In today’s Startup Chat, we talk about account-based marketing and how this function has become increasingly relevant due to the availability of marketing automation tools. It is important to adopt a holistic view and market across the entire organization instead of marketing to individuals. Tune-in and find out how account-based marketing can provide your marketing and sales a framework which can help you sell faster.

Time Stamped Show Notes:

  • 00:03 – Today, we are going to talk about account-based marketing
  • 00:45 – The term “account based marketing” is bringing to the surface what people have been doing forever
  • 01:32 – Instead of marketing to individuals, you are marketing to businesses
  • 02:33 – There are often redundancies within an organization as the same instructions are sent out to sales, marketing and product teams
  • 03:04 – Bring a framework to what marketing and sales people have been doing for a long time
  • 03:33 – Adopt a holistic approach which making a sale
  • 03:52 – This holistic approach has been a part of enterprise sales for a long time from a methodology point of view
  • 05:08 – Implementing “account-based marketing” in start-ups
  • 05:45 – You can sell to organizations FASTER
  • 06:00 – Marketing is done by sending out automated emails
  • 06:34 – Instead of mapping the organization as a part of the sales process, map it as a part of both the sales and marketing processes
  • 07:05 – Map out the emails belonging to the same domain and trace who those people are
  • 07:41 – Figure out who is your best internal CHAMPION within an organization
  • 08:56 – Analyze behaviors of multiple people within the organization who sign-up with you
  • 09:21 – While working at Kissmetrics, Hiten discovered the importance of using company level data as opposed to individual data
  • 10:08 – Drift has a great, account-based marketing feature where company-wide information is displayed
  • 11:11 – Has turned into a marketing feature because of the numerous marketing automation tools
  • 11:46 – Do not let Fear of Missing Out (FOMO) drive your decision making
  • 12:23 – 99.99% of startups do not do have account-based marketing and are still successful

3 Key Points:

  1. Adopt a HOLISTIC approach while making a sale; instead of marketing to individuals, market your product across the entire organization.
  2. Keep it simple and start off by sending out automated emails to prospects.
  3. Do not let Fear of Missing Out (FOMO) drive your decision making±—most startups do not use account-based marketing and are still successful.

[0:00:00]

Steli Efti: Hey everybody. This is Steli Efti.

▶ **TO DO**
a - In the account-based marketing show notes, what did Hiten discover while working at Kissmetrics?
b - Echo the section of the account-based marketing show notes that begins with the words containing "1. Adopt a HOLISTIC" and ends with "is Steli Efti.".

Layout annotation records
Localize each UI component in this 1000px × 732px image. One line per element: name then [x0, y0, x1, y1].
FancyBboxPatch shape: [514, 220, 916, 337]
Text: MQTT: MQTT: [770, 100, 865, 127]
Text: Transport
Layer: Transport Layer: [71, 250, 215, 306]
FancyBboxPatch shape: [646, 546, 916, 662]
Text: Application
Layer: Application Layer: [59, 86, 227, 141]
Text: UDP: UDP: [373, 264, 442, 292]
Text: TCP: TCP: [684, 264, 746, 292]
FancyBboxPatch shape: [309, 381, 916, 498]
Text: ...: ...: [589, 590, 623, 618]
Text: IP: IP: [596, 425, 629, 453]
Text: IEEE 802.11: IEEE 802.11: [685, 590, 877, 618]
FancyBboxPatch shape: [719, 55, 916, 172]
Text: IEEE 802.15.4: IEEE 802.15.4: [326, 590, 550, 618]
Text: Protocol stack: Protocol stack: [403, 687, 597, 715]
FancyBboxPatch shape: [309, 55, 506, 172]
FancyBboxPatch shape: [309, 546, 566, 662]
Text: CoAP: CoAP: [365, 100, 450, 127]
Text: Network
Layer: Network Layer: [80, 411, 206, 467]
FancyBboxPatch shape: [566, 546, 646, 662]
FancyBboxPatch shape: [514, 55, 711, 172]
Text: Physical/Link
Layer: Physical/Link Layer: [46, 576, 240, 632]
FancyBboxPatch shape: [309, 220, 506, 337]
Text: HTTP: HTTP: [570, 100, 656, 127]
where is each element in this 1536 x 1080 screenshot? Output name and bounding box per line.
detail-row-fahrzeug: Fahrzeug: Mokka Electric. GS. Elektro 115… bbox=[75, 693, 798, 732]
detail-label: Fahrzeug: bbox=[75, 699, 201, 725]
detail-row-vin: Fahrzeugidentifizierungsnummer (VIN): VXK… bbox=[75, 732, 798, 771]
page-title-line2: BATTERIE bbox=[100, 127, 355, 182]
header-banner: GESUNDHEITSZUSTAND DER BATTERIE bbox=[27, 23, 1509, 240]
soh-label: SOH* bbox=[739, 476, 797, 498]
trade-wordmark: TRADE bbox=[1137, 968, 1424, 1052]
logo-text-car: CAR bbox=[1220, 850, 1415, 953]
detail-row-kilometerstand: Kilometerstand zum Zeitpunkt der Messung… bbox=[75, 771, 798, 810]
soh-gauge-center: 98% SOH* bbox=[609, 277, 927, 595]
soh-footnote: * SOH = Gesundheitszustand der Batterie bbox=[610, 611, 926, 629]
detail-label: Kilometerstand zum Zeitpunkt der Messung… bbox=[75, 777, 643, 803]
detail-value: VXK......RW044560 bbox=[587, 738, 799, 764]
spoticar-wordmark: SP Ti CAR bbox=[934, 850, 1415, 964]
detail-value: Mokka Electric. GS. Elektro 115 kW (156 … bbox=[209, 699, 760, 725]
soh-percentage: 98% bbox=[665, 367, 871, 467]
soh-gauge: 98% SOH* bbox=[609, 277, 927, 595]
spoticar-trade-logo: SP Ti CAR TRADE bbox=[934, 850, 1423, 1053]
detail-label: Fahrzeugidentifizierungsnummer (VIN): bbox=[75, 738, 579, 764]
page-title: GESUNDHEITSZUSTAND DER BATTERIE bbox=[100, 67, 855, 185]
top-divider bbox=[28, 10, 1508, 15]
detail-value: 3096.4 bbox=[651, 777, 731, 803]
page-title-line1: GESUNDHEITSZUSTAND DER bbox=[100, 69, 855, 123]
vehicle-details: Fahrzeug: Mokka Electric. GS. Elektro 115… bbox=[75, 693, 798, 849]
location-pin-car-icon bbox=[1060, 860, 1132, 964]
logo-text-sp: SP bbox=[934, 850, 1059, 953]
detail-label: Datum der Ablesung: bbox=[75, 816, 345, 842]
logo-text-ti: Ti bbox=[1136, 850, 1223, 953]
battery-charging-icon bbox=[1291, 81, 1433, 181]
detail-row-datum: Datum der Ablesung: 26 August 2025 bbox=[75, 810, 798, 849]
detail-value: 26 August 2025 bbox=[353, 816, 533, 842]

▶ **ANSWERS TO THE EXERCISES**
a - The importance of using company level data as opposed to individual data.

b -
1. Adopt a HOLISTIC approach while making a sale; instead of marketing to individuals, market your product across the entire organization.
  2. Keep it simple and start off by sending out automated emails to prospects.
  3. Do not let Fear of Missing Out (FOMO) drive your decision making±—most startups do not use account-based marketing and are still successful.

[0:00:00]

Steli Efti: Hey everybody. This is Steli Efti.